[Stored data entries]
— BEGIN —

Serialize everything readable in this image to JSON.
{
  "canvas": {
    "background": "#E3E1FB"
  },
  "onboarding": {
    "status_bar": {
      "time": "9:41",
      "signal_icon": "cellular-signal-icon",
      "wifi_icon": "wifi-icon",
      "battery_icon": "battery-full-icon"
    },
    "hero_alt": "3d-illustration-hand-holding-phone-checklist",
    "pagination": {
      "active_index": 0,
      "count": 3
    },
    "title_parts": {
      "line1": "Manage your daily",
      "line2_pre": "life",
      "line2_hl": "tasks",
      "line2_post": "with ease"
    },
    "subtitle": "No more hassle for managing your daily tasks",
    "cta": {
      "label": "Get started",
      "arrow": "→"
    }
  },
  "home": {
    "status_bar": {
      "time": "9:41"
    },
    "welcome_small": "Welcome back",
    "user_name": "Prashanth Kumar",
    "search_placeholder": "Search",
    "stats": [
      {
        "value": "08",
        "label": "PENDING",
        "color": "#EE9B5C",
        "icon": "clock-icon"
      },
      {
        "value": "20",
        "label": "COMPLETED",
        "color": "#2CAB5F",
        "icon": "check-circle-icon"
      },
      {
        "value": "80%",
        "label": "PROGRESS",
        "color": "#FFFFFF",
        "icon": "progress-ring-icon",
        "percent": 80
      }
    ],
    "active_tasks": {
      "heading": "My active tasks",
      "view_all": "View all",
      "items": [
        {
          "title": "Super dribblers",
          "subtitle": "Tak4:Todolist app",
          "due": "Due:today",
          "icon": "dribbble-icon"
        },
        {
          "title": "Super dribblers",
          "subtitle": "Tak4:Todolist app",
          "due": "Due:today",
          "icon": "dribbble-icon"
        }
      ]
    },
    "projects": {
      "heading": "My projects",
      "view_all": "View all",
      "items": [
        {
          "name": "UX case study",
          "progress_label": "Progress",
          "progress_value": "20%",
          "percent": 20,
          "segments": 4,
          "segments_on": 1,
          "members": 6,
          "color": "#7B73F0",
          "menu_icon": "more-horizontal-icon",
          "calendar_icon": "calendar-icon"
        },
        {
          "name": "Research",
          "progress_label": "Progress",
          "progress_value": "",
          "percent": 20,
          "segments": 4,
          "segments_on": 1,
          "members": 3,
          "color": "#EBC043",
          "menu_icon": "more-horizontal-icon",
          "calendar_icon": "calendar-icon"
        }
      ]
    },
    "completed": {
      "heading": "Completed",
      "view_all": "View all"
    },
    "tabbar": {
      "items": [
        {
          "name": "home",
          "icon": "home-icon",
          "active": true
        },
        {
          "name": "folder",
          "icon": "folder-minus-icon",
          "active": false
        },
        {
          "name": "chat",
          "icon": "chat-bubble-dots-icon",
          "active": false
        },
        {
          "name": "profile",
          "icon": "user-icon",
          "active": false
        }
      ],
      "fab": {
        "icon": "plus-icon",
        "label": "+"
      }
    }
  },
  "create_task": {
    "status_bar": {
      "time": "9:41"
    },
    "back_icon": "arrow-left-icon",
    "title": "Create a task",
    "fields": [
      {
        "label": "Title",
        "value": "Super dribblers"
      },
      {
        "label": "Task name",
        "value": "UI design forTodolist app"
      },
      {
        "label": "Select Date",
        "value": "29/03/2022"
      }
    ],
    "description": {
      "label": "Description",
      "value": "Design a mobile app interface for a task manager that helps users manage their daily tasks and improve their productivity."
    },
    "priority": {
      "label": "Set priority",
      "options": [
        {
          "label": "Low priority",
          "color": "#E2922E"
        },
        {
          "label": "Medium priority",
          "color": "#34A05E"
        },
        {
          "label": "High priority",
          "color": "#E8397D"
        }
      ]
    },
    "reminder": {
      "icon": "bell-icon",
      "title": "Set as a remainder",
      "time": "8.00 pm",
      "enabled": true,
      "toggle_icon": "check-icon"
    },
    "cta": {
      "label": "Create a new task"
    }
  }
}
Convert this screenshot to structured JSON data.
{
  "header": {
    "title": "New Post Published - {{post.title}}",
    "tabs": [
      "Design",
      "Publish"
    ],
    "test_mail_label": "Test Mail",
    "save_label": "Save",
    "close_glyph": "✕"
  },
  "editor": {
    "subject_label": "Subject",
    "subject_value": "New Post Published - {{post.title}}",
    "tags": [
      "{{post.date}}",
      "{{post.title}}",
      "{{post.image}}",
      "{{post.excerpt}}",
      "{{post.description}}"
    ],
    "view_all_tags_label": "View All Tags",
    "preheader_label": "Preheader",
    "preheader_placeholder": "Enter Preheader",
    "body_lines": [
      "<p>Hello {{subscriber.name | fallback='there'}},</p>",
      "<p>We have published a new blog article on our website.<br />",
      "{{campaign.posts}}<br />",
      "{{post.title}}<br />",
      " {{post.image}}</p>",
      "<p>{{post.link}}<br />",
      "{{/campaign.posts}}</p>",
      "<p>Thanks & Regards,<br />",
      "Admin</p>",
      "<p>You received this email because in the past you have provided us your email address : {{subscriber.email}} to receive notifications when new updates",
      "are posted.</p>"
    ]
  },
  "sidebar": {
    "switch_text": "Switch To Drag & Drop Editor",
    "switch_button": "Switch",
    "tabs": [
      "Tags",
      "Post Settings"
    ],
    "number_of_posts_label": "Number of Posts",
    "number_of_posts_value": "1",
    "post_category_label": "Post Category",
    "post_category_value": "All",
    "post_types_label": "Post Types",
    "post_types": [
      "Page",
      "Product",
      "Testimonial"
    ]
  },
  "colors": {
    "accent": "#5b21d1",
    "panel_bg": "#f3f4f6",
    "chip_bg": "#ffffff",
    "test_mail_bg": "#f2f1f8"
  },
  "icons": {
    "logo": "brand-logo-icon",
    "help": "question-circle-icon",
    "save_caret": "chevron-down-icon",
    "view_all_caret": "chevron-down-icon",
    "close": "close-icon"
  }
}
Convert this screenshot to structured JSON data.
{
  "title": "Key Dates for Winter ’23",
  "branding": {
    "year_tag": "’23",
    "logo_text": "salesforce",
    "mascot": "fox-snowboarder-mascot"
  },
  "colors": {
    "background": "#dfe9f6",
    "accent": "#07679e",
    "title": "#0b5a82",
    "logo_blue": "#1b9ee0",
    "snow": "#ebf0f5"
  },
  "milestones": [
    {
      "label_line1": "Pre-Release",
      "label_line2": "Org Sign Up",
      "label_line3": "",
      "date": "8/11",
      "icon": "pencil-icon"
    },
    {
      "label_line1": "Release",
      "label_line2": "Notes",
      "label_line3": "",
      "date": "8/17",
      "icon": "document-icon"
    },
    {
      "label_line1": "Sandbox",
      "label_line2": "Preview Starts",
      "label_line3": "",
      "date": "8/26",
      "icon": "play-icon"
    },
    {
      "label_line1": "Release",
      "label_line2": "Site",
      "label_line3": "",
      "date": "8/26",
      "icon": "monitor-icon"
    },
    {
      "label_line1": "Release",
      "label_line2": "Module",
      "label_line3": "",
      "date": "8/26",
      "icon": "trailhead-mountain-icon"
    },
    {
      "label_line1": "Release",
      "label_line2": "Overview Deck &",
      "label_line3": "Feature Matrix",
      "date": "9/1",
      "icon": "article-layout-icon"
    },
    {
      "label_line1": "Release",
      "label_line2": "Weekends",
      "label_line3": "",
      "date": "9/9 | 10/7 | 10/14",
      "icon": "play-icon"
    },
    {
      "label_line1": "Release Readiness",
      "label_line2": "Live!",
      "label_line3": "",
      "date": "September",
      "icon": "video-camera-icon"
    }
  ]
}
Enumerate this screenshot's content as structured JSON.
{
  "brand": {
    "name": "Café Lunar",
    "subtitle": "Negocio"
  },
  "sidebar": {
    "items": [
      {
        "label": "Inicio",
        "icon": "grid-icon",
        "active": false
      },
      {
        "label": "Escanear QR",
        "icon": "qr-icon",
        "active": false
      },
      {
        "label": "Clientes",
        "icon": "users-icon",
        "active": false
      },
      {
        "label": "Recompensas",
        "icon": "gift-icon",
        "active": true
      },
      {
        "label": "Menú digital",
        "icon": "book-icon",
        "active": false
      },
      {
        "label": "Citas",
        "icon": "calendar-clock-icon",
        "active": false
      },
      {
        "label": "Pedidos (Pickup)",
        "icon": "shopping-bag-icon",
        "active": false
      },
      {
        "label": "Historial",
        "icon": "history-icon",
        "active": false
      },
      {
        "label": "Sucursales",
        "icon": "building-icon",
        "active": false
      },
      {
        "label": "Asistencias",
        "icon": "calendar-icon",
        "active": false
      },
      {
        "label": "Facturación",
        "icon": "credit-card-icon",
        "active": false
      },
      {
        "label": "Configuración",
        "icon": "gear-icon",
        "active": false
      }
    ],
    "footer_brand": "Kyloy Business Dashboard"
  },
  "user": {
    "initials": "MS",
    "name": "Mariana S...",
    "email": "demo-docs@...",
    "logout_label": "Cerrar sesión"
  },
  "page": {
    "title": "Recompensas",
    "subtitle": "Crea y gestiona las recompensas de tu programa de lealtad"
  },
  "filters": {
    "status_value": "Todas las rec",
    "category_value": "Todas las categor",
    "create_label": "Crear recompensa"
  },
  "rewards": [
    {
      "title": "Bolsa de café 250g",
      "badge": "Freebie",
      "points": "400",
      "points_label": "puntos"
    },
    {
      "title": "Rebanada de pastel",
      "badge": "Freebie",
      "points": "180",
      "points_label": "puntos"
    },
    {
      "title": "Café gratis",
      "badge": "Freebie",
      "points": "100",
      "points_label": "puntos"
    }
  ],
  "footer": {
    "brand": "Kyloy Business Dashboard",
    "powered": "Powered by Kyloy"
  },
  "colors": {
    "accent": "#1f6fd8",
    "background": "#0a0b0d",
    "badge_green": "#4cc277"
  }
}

— END —

Find all lines where the word "this" appears. Copy them.

Serialize everything readable in this image to JSON.
Convert this screenshot to structured JSON data.
      "<p>You received this email because in the past you have provided us your email address : {{subscriber.email}} to receive notifications when new updates",
Convert this screenshot to structured JSON data.
Enumerate this screenshot's content as structured JSON.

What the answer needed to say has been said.